Your task -
Below are some entries; can you quote all of them exactly?
begin The data
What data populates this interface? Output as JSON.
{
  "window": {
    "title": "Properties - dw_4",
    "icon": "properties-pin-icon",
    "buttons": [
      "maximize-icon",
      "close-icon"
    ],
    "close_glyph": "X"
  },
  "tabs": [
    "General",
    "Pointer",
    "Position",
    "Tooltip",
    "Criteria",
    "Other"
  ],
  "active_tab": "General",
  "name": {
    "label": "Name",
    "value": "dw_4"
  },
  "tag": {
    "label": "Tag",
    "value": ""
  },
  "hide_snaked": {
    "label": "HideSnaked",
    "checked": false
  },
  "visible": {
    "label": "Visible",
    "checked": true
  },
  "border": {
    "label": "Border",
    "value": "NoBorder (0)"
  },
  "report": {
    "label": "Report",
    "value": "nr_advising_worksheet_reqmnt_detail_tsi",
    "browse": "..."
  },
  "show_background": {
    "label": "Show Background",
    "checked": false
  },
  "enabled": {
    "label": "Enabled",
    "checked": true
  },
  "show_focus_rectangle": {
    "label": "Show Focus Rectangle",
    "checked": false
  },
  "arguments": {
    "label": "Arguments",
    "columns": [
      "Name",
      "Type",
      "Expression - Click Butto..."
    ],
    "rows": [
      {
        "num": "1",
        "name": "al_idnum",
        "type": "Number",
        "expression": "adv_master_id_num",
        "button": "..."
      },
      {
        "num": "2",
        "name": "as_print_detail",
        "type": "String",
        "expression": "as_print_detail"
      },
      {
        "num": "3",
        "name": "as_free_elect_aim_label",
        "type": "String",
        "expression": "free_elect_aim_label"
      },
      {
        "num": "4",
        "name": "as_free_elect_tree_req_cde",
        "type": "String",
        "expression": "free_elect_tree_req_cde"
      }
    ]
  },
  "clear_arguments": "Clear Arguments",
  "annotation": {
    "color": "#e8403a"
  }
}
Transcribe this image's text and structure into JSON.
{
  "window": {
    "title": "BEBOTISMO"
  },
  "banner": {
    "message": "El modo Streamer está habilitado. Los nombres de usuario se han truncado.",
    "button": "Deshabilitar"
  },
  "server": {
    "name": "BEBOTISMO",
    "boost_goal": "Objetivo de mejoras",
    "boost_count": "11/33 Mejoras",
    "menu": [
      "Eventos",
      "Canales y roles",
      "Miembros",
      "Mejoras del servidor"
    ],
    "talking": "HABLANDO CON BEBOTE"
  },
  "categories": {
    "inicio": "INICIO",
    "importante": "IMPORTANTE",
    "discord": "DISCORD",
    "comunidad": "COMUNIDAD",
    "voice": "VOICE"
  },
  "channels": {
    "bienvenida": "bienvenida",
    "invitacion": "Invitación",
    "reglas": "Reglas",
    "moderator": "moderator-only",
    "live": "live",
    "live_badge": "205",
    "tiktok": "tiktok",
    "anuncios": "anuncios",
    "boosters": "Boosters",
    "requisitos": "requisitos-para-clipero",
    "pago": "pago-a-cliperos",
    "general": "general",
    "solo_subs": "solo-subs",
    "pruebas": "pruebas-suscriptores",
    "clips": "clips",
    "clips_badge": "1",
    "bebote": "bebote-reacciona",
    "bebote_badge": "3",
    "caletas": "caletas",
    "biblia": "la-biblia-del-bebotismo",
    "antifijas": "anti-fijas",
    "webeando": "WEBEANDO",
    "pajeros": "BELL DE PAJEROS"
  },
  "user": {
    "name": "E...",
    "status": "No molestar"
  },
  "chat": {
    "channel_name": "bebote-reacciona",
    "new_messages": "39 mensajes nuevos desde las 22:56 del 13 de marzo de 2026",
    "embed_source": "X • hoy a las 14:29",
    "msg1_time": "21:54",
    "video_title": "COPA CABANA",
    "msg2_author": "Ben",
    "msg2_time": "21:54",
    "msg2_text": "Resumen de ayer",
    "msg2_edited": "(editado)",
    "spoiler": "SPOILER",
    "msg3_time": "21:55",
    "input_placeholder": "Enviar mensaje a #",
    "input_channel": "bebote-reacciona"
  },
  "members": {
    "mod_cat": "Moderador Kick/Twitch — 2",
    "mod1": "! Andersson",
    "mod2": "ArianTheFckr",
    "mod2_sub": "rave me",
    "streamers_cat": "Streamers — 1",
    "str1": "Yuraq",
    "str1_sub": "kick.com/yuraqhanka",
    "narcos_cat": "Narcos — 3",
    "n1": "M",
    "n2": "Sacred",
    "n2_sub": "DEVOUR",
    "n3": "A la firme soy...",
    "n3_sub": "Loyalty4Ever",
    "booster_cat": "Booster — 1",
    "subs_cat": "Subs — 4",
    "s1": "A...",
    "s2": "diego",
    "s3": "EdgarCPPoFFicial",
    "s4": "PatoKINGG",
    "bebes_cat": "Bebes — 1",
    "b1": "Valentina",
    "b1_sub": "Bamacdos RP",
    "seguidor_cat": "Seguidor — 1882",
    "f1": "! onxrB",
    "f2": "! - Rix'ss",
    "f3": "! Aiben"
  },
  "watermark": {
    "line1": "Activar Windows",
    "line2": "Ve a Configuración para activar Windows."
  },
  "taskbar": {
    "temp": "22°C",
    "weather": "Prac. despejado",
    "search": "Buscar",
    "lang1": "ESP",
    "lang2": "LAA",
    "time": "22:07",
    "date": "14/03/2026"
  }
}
end The data
The completed task -
What data populates this interface? Output as JSON.
{
  "window": {
    "title": "Properties - dw_4",
    "icon": "properties-pin-icon",
    "buttons": [
      "maximize-icon",
      "close-icon"
    ],
    "close_glyph": "X"
  },
  "tabs": [
    "General",
    "Pointer",
    "Position",
    "Tooltip",
    "Criteria",
    "Other"
  ],
  "active_tab": "General",
  "name": {
    "label": "Name",
    "value": "dw_4"
  },
  "tag": {
    "label": "Tag",
    "value": ""
  },
  "hide_snaked": {
    "label": "HideSnaked",
    "checked": false
  },
  "visible": {
    "label": "Visible",
    "checked": true
  },
  "border": {
    "label": "Border",
    "value": "NoBorder (0)"
  },
  "report": {
    "label": "Report",
    "value": "nr_advising_worksheet_reqmnt_detail_tsi",
    "browse": "..."
  },
  "show_background": {
    "label": "Show Background",
    "checked": false
  },
  "enabled": {
    "label": "Enabled",
    "checked": true
  },
  "show_focus_rectangle": {
    "label": "Show Focus Rectangle",
    "checked": false
  },
  "arguments": {
    "label": "Arguments",
    "columns": [
      "Name",
      "Type",
      "Expression - Click Butto..."
    ],
    "rows": [
      {
        "num": "1",
        "name": "al_idnum",
        "type": "Number",
        "expression": "adv_master_id_num",
        "button": "..."
      },
      {
        "num": "2",
        "name": "as_print_detail",
        "type": "String",
        "expression": "as_print_detail"
      },
      {
        "num": "3",
        "name": "as_free_elect_aim_label",
        "type": "String",
        "expression": "free_elect_aim_label"
      },
      {
        "num": "4",
        "name": "as_free_elect_tree_req_cde",
        "type": "String",
        "expression": "free_elect_tree_req_cde"
      }
    ]
  },
  "clear_arguments": "Clear Arguments",
  "annotation": {
    "color": "#e8403a"
  }
}
Transcribe this image's text and structure into JSON.
{
  "window": {
    "title": "BEBOTISMO"
  },
  "banner": {
    "message": "El modo Streamer está habilitado. Los nombres de usuario se han truncado.",
    "button": "Deshabilitar"
  },
  "server": {
    "name": "BEBOTISMO",
    "boost_goal": "Objetivo de mejoras",
    "boost_count": "11/33 Mejoras",
    "menu": [
      "Eventos",
      "Canales y roles",
      "Miembros",
      "Mejoras del servidor"
    ],
    "talking": "HABLANDO CON BEBOTE"
  },
  "categories": {
    "inicio": "INICIO",
    "importante": "IMPORTANTE",
    "discord": "DISCORD",
    "comunidad": "COMUNIDAD",
    "voice": "VOICE"
  },
  "channels": {
    "bienvenida": "bienvenida",
    "invitacion": "Invitación",
    "reglas": "Reglas",
    "moderator": "moderator-only",
    "live": "live",
    "live_badge": "205",
    "tiktok": "tiktok",
    "anuncios": "anuncios",
    "boosters": "Boosters",
    "requisitos": "requisitos-para-clipero",
    "pago": "pago-a-cliperos",
    "general": "general",
    "solo_subs": "solo-subs",
    "pruebas": "pruebas-suscriptores",
    "clips": "clips",
    "clips_badge": "1",
    "bebote": "bebote-reacciona",
    "bebote_badge": "3",
    "caletas": "caletas",
    "biblia": "la-biblia-del-bebotismo",
    "antifijas": "anti-fijas",
    "webeando": "WEBEANDO",
    "pajeros": "BELL DE PAJEROS"
  },
  "user": {
    "name": "E...",
    "status": "No molestar"
  },
  "chat": {
    "channel_name": "bebote-reacciona",
    "new_messages": "39 mensajes nuevos desde las 22:56 del 13 de marzo de 2026",
    "embed_source": "X • hoy a las 14:29",
    "msg1_time": "21:54",
    "video_title": "COPA CABANA",
    "msg2_author": "Ben",
    "msg2_time": "21:54",
    "msg2_text": "Resumen de ayer",
    "msg2_edited": "(editado)",
    "spoiler": "SPOILER",
    "msg3_time": "21:55",
    "input_placeholder": "Enviar mensaje a #",
    "input_channel": "bebote-reacciona"
  },
  "members": {
    "mod_cat": "Moderador Kick/Twitch — 2",
    "mod1": "! Andersson",
    "mod2": "ArianTheFckr",
    "mod2_sub": "rave me",
    "streamers_cat": "Streamers — 1",
    "str1": "Yuraq",
    "str1_sub": "kick.com/yuraqhanka",
    "narcos_cat": "Narcos — 3",
    "n1": "M",
    "n2": "Sacred",
    "n2_sub": "DEVOUR",
    "n3": "A la firme soy...",
    "n3_sub": "Loyalty4Ever",
    "booster_cat": "Booster — 1",
    "subs_cat": "Subs — 4",
    "s1": "A...",
    "s2": "diego",
    "s3": "EdgarCPPoFFicial",
    "s4": "PatoKINGG",
    "bebes_cat": "Bebes — 1",
    "b1": "Valentina",
    "b1_sub": "Bamacdos RP",
    "seguidor_cat": "Seguidor — 1882",
    "f1": "! onxrB",
    "f2": "! - Rix'ss",
    "f3": "! Aiben"
  },
  "watermark": {
    "line1": "Activar Windows",
    "line2": "Ve a Configuración para activar Windows."
  },
  "taskbar": {
    "temp": "22°C",
    "weather": "Prac. despejado",
    "search": "Buscar",
    "lang1": "ESP",
    "lang2": "LAA",
    "time": "22:07",
    "date": "14/03/2026"
  }
}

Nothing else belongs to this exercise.